Request: All of the records below need to be copied exactly.

Entries:
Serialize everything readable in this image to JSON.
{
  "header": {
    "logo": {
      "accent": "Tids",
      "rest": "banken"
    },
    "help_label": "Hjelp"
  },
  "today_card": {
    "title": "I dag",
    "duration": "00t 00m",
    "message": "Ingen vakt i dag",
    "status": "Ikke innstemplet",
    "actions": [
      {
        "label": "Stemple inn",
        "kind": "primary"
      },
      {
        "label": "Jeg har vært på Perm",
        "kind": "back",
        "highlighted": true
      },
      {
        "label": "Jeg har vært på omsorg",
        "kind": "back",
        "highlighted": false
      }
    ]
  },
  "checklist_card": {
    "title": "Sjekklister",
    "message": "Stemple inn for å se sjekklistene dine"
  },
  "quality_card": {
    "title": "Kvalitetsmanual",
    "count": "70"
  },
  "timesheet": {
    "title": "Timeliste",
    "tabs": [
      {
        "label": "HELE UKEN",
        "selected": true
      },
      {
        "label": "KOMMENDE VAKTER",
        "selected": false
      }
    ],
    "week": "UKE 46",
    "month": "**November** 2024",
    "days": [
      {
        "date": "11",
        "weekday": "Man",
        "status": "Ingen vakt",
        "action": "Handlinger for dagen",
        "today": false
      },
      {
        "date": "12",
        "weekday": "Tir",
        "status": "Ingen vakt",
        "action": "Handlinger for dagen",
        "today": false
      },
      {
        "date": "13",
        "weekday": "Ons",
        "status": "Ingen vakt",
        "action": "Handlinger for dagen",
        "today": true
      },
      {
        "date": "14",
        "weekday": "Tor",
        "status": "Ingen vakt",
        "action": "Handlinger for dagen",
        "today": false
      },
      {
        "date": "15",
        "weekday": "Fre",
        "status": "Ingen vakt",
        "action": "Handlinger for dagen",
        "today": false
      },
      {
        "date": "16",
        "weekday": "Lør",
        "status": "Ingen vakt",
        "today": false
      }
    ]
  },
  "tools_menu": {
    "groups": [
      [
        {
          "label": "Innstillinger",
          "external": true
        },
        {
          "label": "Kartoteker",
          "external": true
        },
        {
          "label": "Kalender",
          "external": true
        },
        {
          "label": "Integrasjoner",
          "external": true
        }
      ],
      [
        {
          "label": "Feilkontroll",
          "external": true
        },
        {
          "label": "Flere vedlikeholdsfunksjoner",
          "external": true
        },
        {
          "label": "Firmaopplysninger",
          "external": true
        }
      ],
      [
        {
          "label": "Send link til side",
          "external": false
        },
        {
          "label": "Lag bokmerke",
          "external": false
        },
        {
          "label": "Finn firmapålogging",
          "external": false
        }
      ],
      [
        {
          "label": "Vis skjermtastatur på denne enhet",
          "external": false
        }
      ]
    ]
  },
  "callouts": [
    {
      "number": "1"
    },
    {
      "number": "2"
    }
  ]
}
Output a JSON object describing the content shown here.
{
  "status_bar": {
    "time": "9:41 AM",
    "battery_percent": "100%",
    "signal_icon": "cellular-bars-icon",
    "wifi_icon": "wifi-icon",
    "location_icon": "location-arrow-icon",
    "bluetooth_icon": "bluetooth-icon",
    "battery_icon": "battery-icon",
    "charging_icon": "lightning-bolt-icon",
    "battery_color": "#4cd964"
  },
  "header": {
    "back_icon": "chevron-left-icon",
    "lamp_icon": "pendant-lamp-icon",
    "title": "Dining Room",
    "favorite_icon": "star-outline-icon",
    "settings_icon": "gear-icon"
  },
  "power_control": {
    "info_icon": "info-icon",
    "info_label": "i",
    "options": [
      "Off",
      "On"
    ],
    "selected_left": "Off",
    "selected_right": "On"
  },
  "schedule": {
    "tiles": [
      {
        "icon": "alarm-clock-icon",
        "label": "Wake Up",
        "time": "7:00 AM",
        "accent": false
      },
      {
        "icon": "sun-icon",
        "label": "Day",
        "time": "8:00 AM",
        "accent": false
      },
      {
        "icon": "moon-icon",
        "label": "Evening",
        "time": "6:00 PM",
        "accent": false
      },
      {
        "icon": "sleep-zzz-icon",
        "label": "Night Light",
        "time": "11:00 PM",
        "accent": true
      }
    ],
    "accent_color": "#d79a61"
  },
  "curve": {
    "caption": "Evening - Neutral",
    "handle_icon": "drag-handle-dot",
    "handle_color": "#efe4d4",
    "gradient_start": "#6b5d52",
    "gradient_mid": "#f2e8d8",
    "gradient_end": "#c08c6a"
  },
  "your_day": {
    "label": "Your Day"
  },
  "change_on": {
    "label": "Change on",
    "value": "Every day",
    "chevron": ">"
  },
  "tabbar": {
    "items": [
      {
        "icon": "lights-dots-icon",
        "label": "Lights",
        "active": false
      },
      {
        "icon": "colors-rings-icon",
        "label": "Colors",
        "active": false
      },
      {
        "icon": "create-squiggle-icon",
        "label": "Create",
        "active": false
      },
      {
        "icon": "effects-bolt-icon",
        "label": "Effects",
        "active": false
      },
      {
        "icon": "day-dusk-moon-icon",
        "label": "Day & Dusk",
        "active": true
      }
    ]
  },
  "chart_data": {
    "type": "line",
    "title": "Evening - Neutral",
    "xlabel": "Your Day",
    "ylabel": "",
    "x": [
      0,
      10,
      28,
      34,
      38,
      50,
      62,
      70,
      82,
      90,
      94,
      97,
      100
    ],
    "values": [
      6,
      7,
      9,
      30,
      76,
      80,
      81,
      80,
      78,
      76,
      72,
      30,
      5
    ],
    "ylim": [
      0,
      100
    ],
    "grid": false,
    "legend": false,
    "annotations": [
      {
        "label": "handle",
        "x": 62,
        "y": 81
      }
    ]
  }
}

Answer to this task:
Serialize everything readable in this image to JSON.
{
  "header": {
    "logo": {
      "accent": "Tids",
      "rest": "banken"
    },
    "help_label": "Hjelp"
  },
  "today_card": {
    "title": "I dag",
    "duration": "00t 00m",
    "message": "Ingen vakt i dag",
    "status": "Ikke innstemplet",
    "actions": [
      {
        "label": "Stemple inn",
        "kind": "primary"
      },
      {
        "label": "Jeg har vært på Perm",
        "kind": "back",
        "highlighted": true
      },
      {
        "label": "Jeg har vært på omsorg",
        "kind": "back",
        "highlighted": false
      }
    ]
  },
  "checklist_card": {
    "title": "Sjekklister",
    "message": "Stemple inn for å se sjekklistene dine"
  },
  "quality_card": {
    "title": "Kvalitetsmanual",
    "count": "70"
  },
  "timesheet": {
    "title": "Timeliste",
    "tabs": [
      {
        "label": "HELE UKEN",
        "selected": true
      },
      {
        "label": "KOMMENDE VAKTER",
        "selected": false
      }
    ],
    "week": "UKE 46",
    "month": "**November** 2024",
    "days": [
      {
        "date": "11",
        "weekday": "Man",
        "status": "Ingen vakt",
        "action": "Handlinger for dagen",
        "today": false
      },
      {
        "date": "12",
        "weekday": "Tir",
        "status": "Ingen vakt",
        "action": "Handlinger for dagen",
        "today": false
      },
      {
        "date": "13",
        "weekday": "Ons",
        "status": "Ingen vakt",
        "action": "Handlinger for dagen",
        "today": true
      },
      {
        "date": "14",
        "weekday": "Tor",
        "status": "Ingen vakt",
        "action": "Handlinger for dagen",
        "today": false
      },
      {
        "date": "15",
        "weekday": "Fre",
        "status": "Ingen vakt",
        "action": "Handlinger for dagen",
        "today": false
      },
      {
        "date": "16",
        "weekday": "Lør",
        "status": "Ingen vakt",
        "today": false
      }
    ]
  },
  "tools_menu": {
    "groups": [
      [
        {
          "label": "Innstillinger",
          "external": true
        },
        {
          "label": "Kartoteker",
          "external": true
        },
        {
          "label": "Kalender",
          "external": true
        },
        {
          "label": "Integrasjoner",
          "external": true
        }
      ],
      [
        {
          "label": "Feilkontroll",
          "external": true
        },
        {
          "label": "Flere vedlikeholdsfunksjoner",
          "external": true
        },
        {
          "label": "Firmaopplysninger",
          "external": true
        }
      ],
      [
        {
          "label": "Send link til side",
          "external": false
        },
        {
          "label": "Lag bokmerke",
          "external": false
        },
        {
          "label": "Finn firmapålogging",
          "external": false
        }
      ],
      [
        {
          "label": "Vis skjermtastatur på denne enhet",
          "external": false
        }
      ]
    ]
  },
  "callouts": [
    {
      "number": "1"
    },
    {
      "number": "2"
    }
  ]
}
Output a JSON object describing the content shown here.
{
  "status_bar": {
    "time": "9:41 AM",
    "battery_percent": "100%",
    "signal_icon": "cellular-bars-icon",
    "wifi_icon": "wifi-icon",
    "location_icon": "location-arrow-icon",
    "bluetooth_icon": "bluetooth-icon",
    "battery_icon": "battery-icon",
    "charging_icon": "lightning-bolt-icon",
    "battery_color": "#4cd964"
  },
  "header": {
    "back_icon": "chevron-left-icon",
    "lamp_icon": "pendant-lamp-icon",
    "title": "Dining Room",
    "favorite_icon": "star-outline-icon",
    "settings_icon": "gear-icon"
  },
  "power_control": {
    "info_icon": "info-icon",
    "info_label": "i",
    "options": [
      "Off",
      "On"
    ],
    "selected_left": "Off",
    "selected_right": "On"
  },
  "schedule": {
    "tiles": [
      {
        "icon": "alarm-clock-icon",
        "label": "Wake Up",
        "time": "7:00 AM",
        "accent": false
      },
      {
        "icon": "sun-icon",
        "label": "Day",
        "time": "8:00 AM",
        "accent": false
      },
      {
        "icon": "moon-icon",
        "label": "Evening",
        "time": "6:00 PM",
        "accent": false
      },
      {
        "icon": "sleep-zzz-icon",
        "label": "Night Light",
        "time": "11:00 PM",
        "accent": true
      }
    ],
    "accent_color": "#d79a61"
  },
  "curve": {
    "caption": "Evening - Neutral",
    "handle_icon": "drag-handle-dot",
    "handle_color": "#efe4d4",
    "gradient_start": "#6b5d52",
    "gradient_mid": "#f2e8d8",
    "gradient_end": "#c08c6a"
  },
  "your_day": {
    "label": "Your Day"
  },
  "change_on": {
    "label": "Change on",
    "value": "Every day",
    "chevron": ">"
  },
  "tabbar": {
    "items": [
      {
        "icon": "lights-dots-icon",
        "label": "Lights",
        "active": false
      },
      {
        "icon": "colors-rings-icon",
        "label": "Colors",
        "active": false
      },
      {
        "icon": "create-squiggle-icon",
        "label": "Create",
        "active": false
      },
      {
        "icon": "effects-bolt-icon",
        "label": "Effects",
        "active": false
      },
      {
        "icon": "day-dusk-moon-icon",
        "label": "Day & Dusk",
        "active": true
      }
    ]
  },
  "chart_data": {
    "type": "line",
    "title": "Evening - Neutral",
    "xlabel": "Your Day",
    "ylabel": "",
    "x": [
      0,
      10,
      28,
      34,
      38,
      50,
      62,
      70,
      82,
      90,
      94,
      97,
      100
    ],
    "values": [
      6,
      7,
      9,
      30,
      76,
      80,
      81,
      80,
      78,
      76,
      72,
      30,
      5
    ],
    "ylim": [
      0,
      100
    ],
    "grid": false,
    "legend": false,
    "annotations": [
      {
        "label": "handle",
        "x": 62,
        "y": 81
      }
    ]
  }
}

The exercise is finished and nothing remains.